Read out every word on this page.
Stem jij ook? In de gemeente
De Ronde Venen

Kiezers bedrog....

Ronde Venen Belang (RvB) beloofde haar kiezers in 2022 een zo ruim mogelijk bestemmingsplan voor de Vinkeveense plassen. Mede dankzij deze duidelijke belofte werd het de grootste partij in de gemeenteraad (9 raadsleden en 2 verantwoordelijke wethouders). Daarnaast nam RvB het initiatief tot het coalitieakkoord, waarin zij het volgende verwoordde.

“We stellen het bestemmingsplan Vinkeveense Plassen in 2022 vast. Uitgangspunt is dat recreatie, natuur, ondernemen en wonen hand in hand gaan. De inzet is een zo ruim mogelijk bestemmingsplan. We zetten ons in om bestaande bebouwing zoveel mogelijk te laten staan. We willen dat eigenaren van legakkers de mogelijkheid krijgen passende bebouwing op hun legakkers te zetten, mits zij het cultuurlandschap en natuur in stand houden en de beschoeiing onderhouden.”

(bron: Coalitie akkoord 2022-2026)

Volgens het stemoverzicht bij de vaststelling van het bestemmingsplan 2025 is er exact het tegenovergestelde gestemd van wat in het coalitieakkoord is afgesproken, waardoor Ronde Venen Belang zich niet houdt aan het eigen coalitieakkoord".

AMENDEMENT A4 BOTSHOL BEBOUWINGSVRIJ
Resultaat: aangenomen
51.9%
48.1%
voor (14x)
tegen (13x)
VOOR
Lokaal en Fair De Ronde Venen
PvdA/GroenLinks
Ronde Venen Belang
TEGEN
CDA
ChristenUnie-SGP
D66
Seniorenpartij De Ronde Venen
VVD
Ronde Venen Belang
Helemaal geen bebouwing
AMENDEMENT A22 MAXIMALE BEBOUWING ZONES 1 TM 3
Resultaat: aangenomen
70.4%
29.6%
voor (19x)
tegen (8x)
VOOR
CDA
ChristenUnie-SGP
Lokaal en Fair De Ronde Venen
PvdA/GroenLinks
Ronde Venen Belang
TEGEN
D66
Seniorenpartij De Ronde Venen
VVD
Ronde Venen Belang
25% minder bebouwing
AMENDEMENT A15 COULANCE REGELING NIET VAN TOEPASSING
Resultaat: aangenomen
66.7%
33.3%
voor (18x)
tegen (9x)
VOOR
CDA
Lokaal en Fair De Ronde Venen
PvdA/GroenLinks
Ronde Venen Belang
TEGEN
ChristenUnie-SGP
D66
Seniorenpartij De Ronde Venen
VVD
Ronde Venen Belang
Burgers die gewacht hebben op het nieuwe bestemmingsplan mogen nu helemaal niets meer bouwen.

Exercise description = Extract all of the data exactly as written.

Answer to the problem =
Read out every word on this page.
Stem jij ook? In de gemeente
De Ronde Venen

Kiezers bedrog....

Ronde Venen Belang (RvB) beloofde haar kiezers in 2022 een zo ruim mogelijk bestemmingsplan voor de Vinkeveense plassen. Mede dankzij deze duidelijke belofte werd het de grootste partij in de gemeenteraad (9 raadsleden en 2 verantwoordelijke wethouders). Daarnaast nam RvB het initiatief tot het coalitieakkoord, waarin zij het volgende verwoordde.

“We stellen het bestemmingsplan Vinkeveense Plassen in 2022 vast. Uitgangspunt is dat recreatie, natuur, ondernemen en wonen hand in hand gaan. De inzet is een zo ruim mogelijk bestemmingsplan. We zetten ons in om bestaande bebouwing zoveel mogelijk te laten staan. We willen dat eigenaren van legakkers de mogelijkheid krijgen passende bebouwing op hun legakkers te zetten, mits zij het cultuurlandschap en natuur in stand houden en de beschoeiing onderhouden.”

(bron: Coalitie akkoord 2022-2026)

Volgens het stemoverzicht bij de vaststelling van het bestemmingsplan 2025 is er exact het tegenovergestelde gestemd van wat in het coalitieakkoord is afgesproken, waardoor Ronde Venen Belang zich niet houdt aan het eigen coalitieakkoord".

AMENDEMENT A4 BOTSHOL BEBOUWINGSVRIJ
Resultaat: aangenomen
51.9%
48.1%
voor (14x)
tegen (13x)
VOOR
Lokaal en Fair De Ronde Venen
PvdA/GroenLinks
Ronde Venen Belang
TEGEN
CDA
ChristenUnie-SGP
D66
Seniorenpartij De Ronde Venen
VVD
Ronde Venen Belang
Helemaal geen bebouwing
AMENDEMENT A22 MAXIMALE BEBOUWING ZONES 1 TM 3
Resultaat: aangenomen
70.4%
29.6%
voor (19x)
tegen (8x)
VOOR
CDA
ChristenUnie-SGP
Lokaal en Fair De Ronde Venen
PvdA/GroenLinks
Ronde Venen Belang
TEGEN
D66
Seniorenpartij De Ronde Venen
VVD
Ronde Venen Belang
25% minder bebouwing
AMENDEMENT A15 COULANCE REGELING NIET VAN TOEPASSING
Resultaat: aangenomen
66.7%
33.3%
voor (18x)
tegen (9x)
VOOR
CDA
Lokaal en Fair De Ronde Venen
PvdA/GroenLinks
Ronde Venen Belang
TEGEN
ChristenUnie-SGP
D66
Seniorenpartij De Ronde Venen
VVD
Ronde Venen Belang
Burgers die gewacht hebben op het nieuwe bestemmingsplan mogen nu helemaal niets meer bouwen.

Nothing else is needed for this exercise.